◆ Material provided ◆
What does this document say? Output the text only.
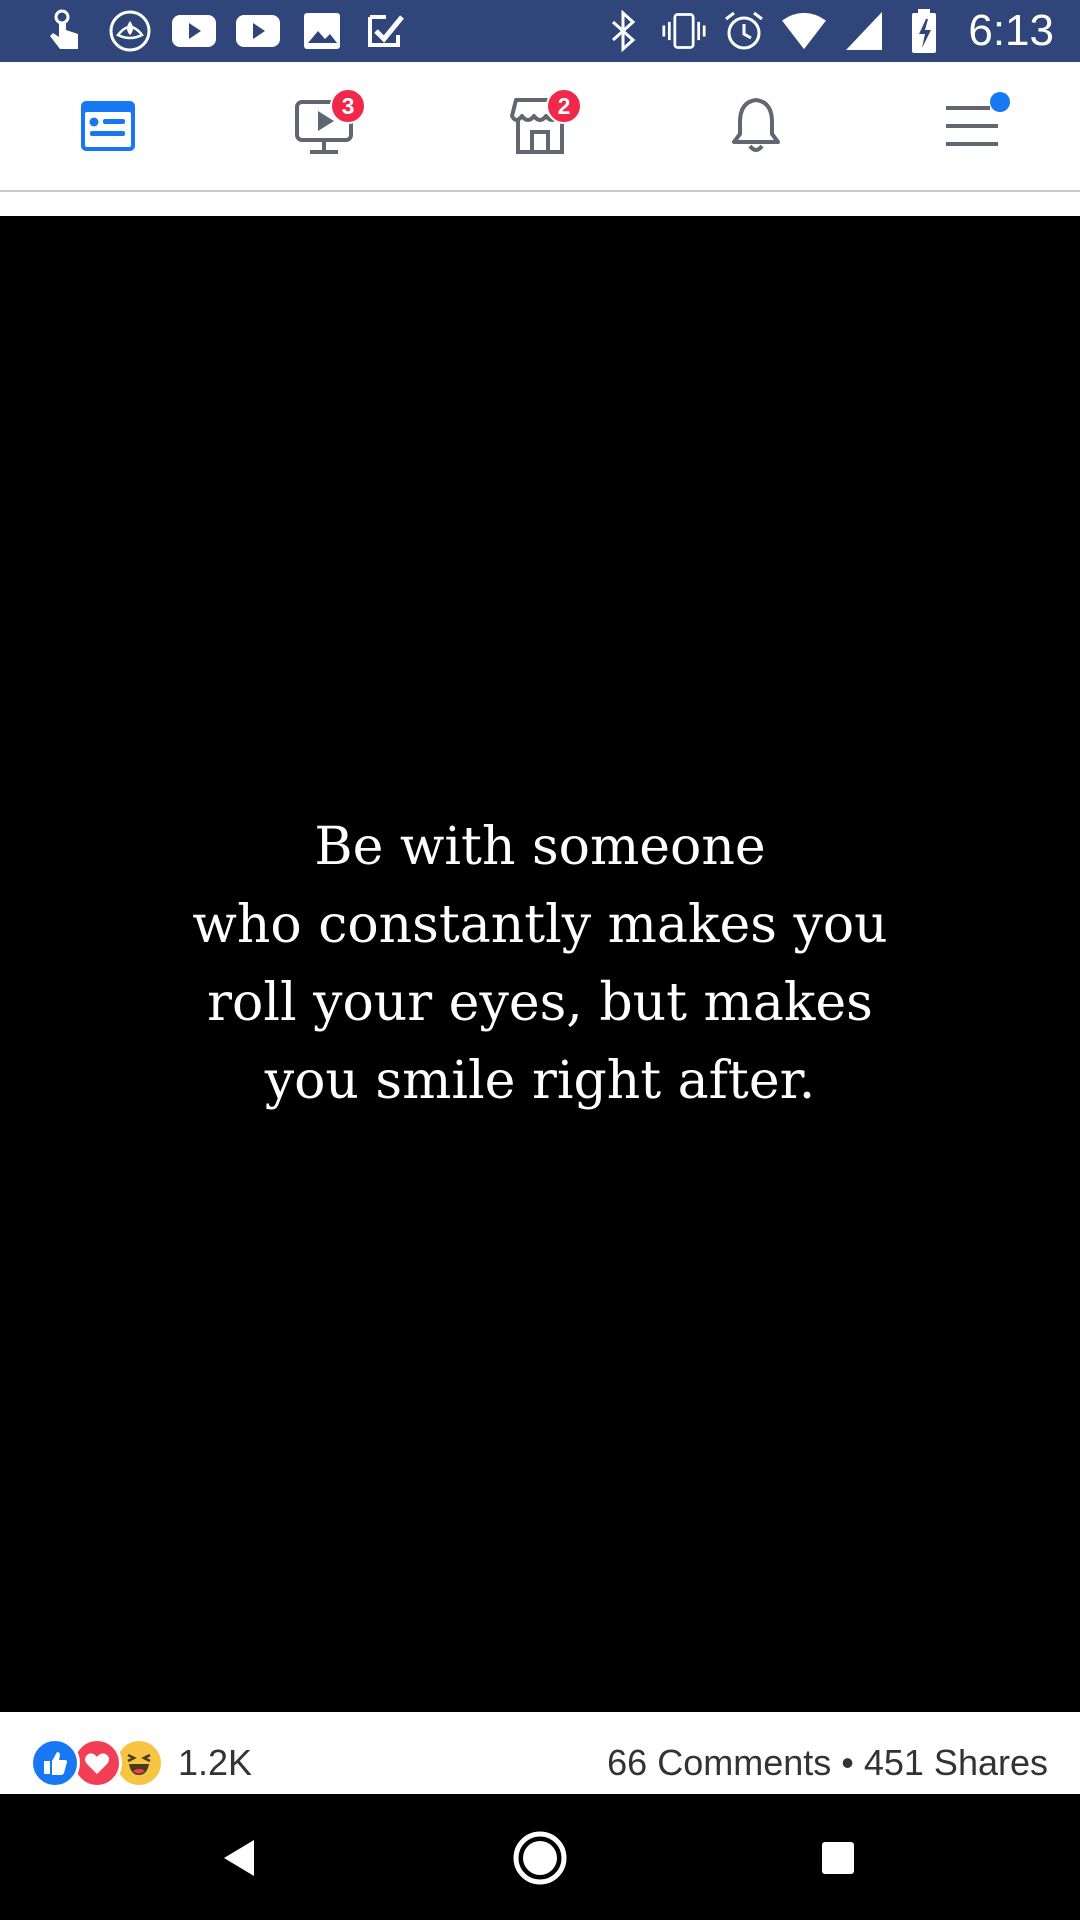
6:13
3	2
Be with someone
who constantly makes you
roll your eyes, but makes
you smile right after.
1.2K	66 Comments • 451 Shares
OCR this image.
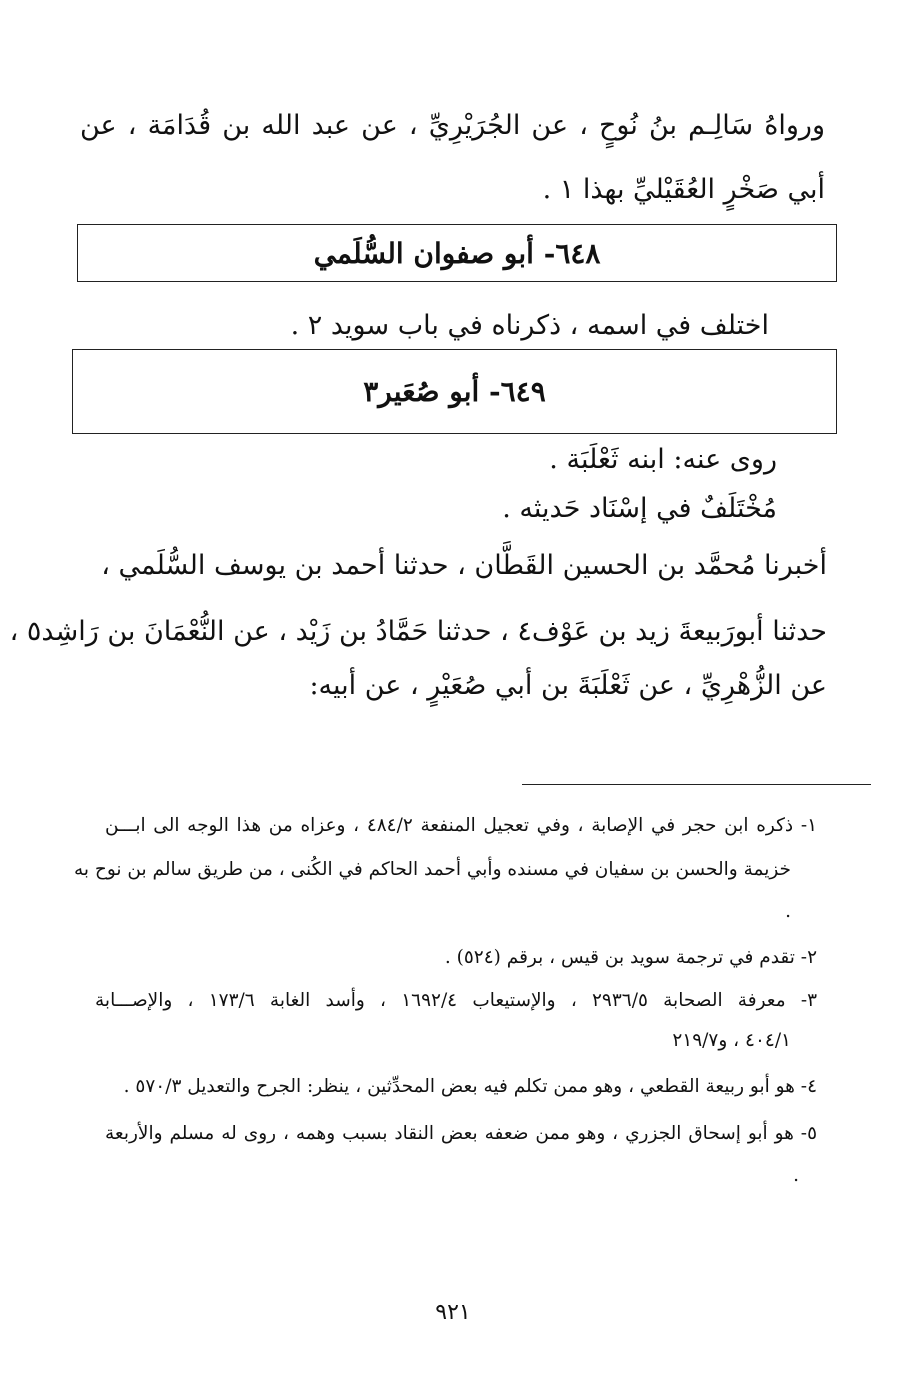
ورواهُ سَالِـم بنُ نُوحٍ ، عن الجُرَيْرِيِّ ، عن عبد الله بن قُدَامَة ، عن
أبي صَخْرٍ العُقَيْليِّ بهذا ١ .
٦٤٨- أبو صفوان السُّلَمي
اختلف في اسمه ، ذكرناه في باب سويد ٢ .
٦٤٩- أبو صُعَير٣
روى عنه: ابنه ثَعْلَبَة .
مُخْتَلَفٌ في إسْنَاد حَديثه .
أخبرنا مُحمَّد بن الحسين القَطَّان ، حدثنا أحمد بن يوسف السُّلَمي ،
حدثنا أبورَبيعةَ زيد بن عَوْف٤ ، حدثنا حَمَّادُ بن زَيْد ، عن النُّعْمَانَ بن رَاشِد٥ ،
عن الزُّهْرِيِّ ، عن ثَعْلَبَةَ بن أبي صُعَيْرٍ ، عن أبيه:
١- ذكره ابن حجر في الإصابة ، وفي تعجيل المنفعة ٤٨٤/٢ ، وعزاه من هذا الوجه الى ابـــن
خزيمة والحسن بن سفيان في مسنده وأبي أحمد الحاكم في الكُنى ، من طريق سالم بن نوح به
.
٢- تقدم في ترجمة سويد بن قيس ، برقم (٥٢٤) .
٣- معرفة الصحابة ٢٩٣٦/٥ ، والإستيعاب ١٦٩٢/٤ ، وأسد الغابة ١٧٣/٦ ، والإصـــابة
٤٠٤/١ ، و٢١٩/٧
٤- هو أبو ربيعة القطعي ، وهو ممن تكلم فيه بعض المحدِّثين ، ينظر: الجرح والتعديل ٥٧٠/٣ .
٥- هو أبو إسحاق الجزري ، وهو ممن ضعفه بعض النقاد بسبب وهمه ، روى له مسلم والأربعة
.
٩٢١
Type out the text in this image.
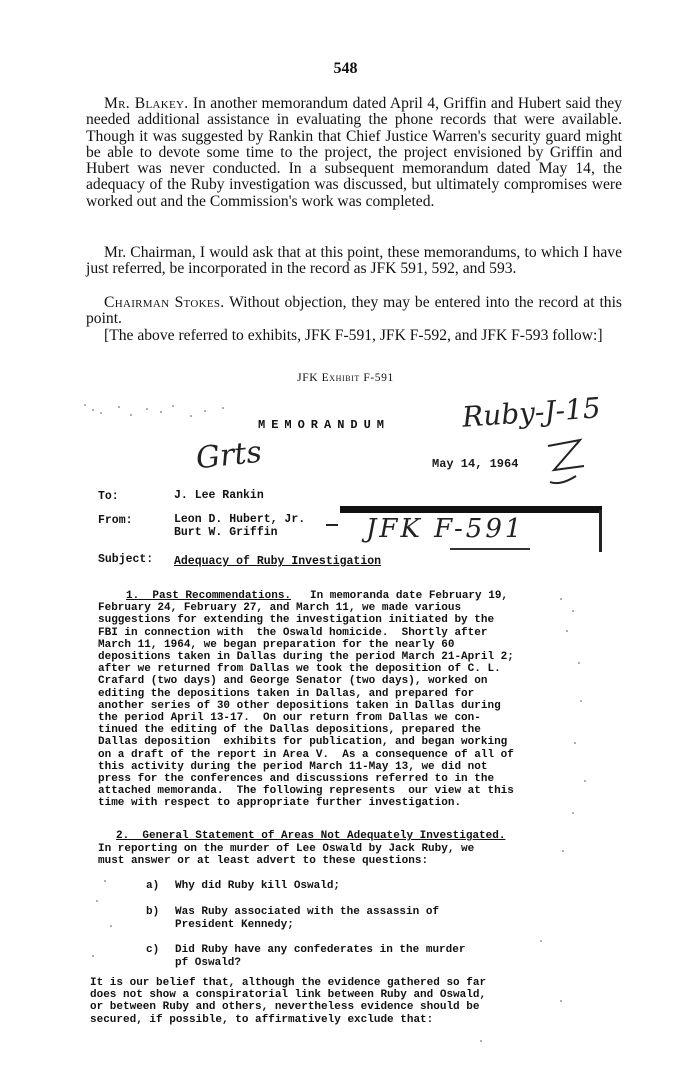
548
Mr. Blakey. In another memorandum dated April 4, Griffin and Hubert said they needed additional assistance in evaluating the phone records that were available. Though it was suggested by Rankin that Chief Justice Warren's security guard might be able to devote some time to the project, the project envisioned by Griffin and Hubert was never conducted. In a subsequent memorandum dated May 14, the adequacy of the Ruby investigation was discussed, but ultimately compromises were worked out and the Commission's work was completed.
Mr. Chairman, I would ask that at this point, these memorandums, to which I have just referred, be incorporated in the record as JFK 591, 592, and 593.
Chairman Stokes. Without objection, they may be entered into the record at this point.
[The above referred to exhibits, JFK F-591, JFK F-592, and JFK F-593 follow:]
JFK Exhibit F-591
MEMORANDUM	Ruby-J-15
Grts	May 14, 1964
To:	J. Lee Rankin
From:	Leon D. Hubert, Jr.
Burt W. Griffin	JFK F-591
Subject: Adequacy of Ruby Investigation
1.  Past Recommendations.	In memoranda date February 19,
February 24, February 27, and March 11, we made various
suggestions for extending the investigation initiated by the
FBI in connection with  the Oswald homicide.  Shortly after
March 11, 1964, we began preparation for the nearly 60
depositions taken in Dallas during the period March 21-April 2;
after we returned from Dallas we took the deposition of C. L.
Crafard (two days) and George Senator (two days), worked on
editing the depositions taken in Dallas, and prepared for
another series of 30 other depositions taken in Dallas during
the period April 13-17.  On our return from Dallas we con-
tinued the editing of the Dallas depositions, prepared the
Dallas deposition  exhibits for publication, and began working
on a draft of the report in Area V.  As a consequence of all of
this activity during the period March 11-May 13, we did not
press for the conferences and discussions referred to in the
attached memoranda.  The following represents  our view at this
time with respect to appropriate further investigation.
2.  General Statement of Areas Not Adequately Investigated.
In reporting on the murder of Lee Oswald by Jack Ruby, we
must answer or at least advert to these questions:
a) Why did Ruby kill Oswald;
b) Was Ruby associated with the assassin of
President Kennedy;
c) Did Ruby have any confederates in the murder
pf Oswald?
It is our belief that, although the evidence gathered so far
does not show a conspiratorial link between Ruby and Oswald,
or between Ruby and others, nevertheless evidence should be
secured, if possible, to affirmatively exclude that:
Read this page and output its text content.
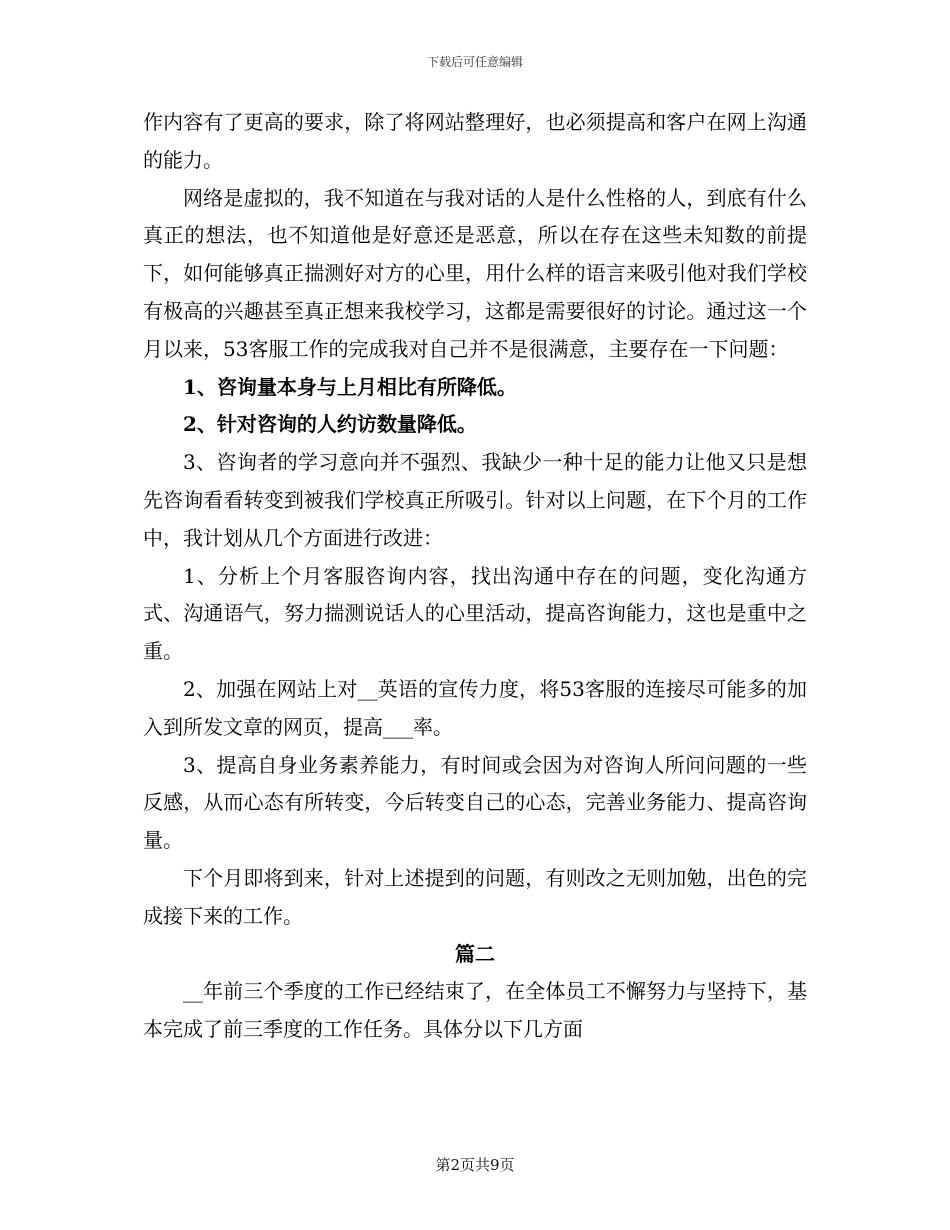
下载后可任意编辑

作内容有了更高的要求，除了将网站整理好，也必须提高和客户在网上沟通的能力。

网络是虚拟的，我不知道在与我对话的人是什么性格的人，到底有什么真正的想法，也不知道他是好意还是恶意，所以在存在这些未知数的前提下，如何能够真正揣测好对方的心里，用什么样的语言来吸引他对我们学校有极高的兴趣甚至真正想来我校学习，这都是需要很好的讨论。通过这一个月以来，53客服工作的完成我对自己并不是很满意，主要存在一下问题：

1、咨询量本身与上月相比有所降低。

2、针对咨询的人约访数量降低。

3、咨询者的学习意向并不强烈、我缺少一种十足的能力让他又只是想先咨询看看转变到被我们学校真正所吸引。针对以上问题，在下个月的工作中，我计划从几个方面进行改进：

1、分析上个月客服咨询内容，找出沟通中存在的问题，变化沟通方式、沟通语气，努力揣测说话人的心里活动，提高咨询能力，这也是重中之重。

2、加强在网站上对__英语的宣传力度，将53客服的连接尽可能多的加入到所发文章的网页，提高___率。

3、提高自身业务素养能力，有时间或会因为对咨询人所问问题的一些反感，从而心态有所转变，今后转变自己的心态，完善业务能力、提高咨询量。

下个月即将到来，针对上述提到的问题，有则改之无则加勉，出色的完成接下来的工作。

篇二

__年前三个季度的工作已经结束了，在全体员工不懈努力与坚持下，基本完成了前三季度的工作任务。具体分以下几方面

第2页共9页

◆ Exercise objective ◆
Scan the material above for the string "depositions" and return the lines that hold it.

◆ Response to the exercise ◆
depositions taken in Dallas during the period March 21-April 2;
editing the depositions taken in Dallas, and prepared for
another series of 30 other depositions taken in Dallas during
tinued the editing of the Dallas depositions, prepared the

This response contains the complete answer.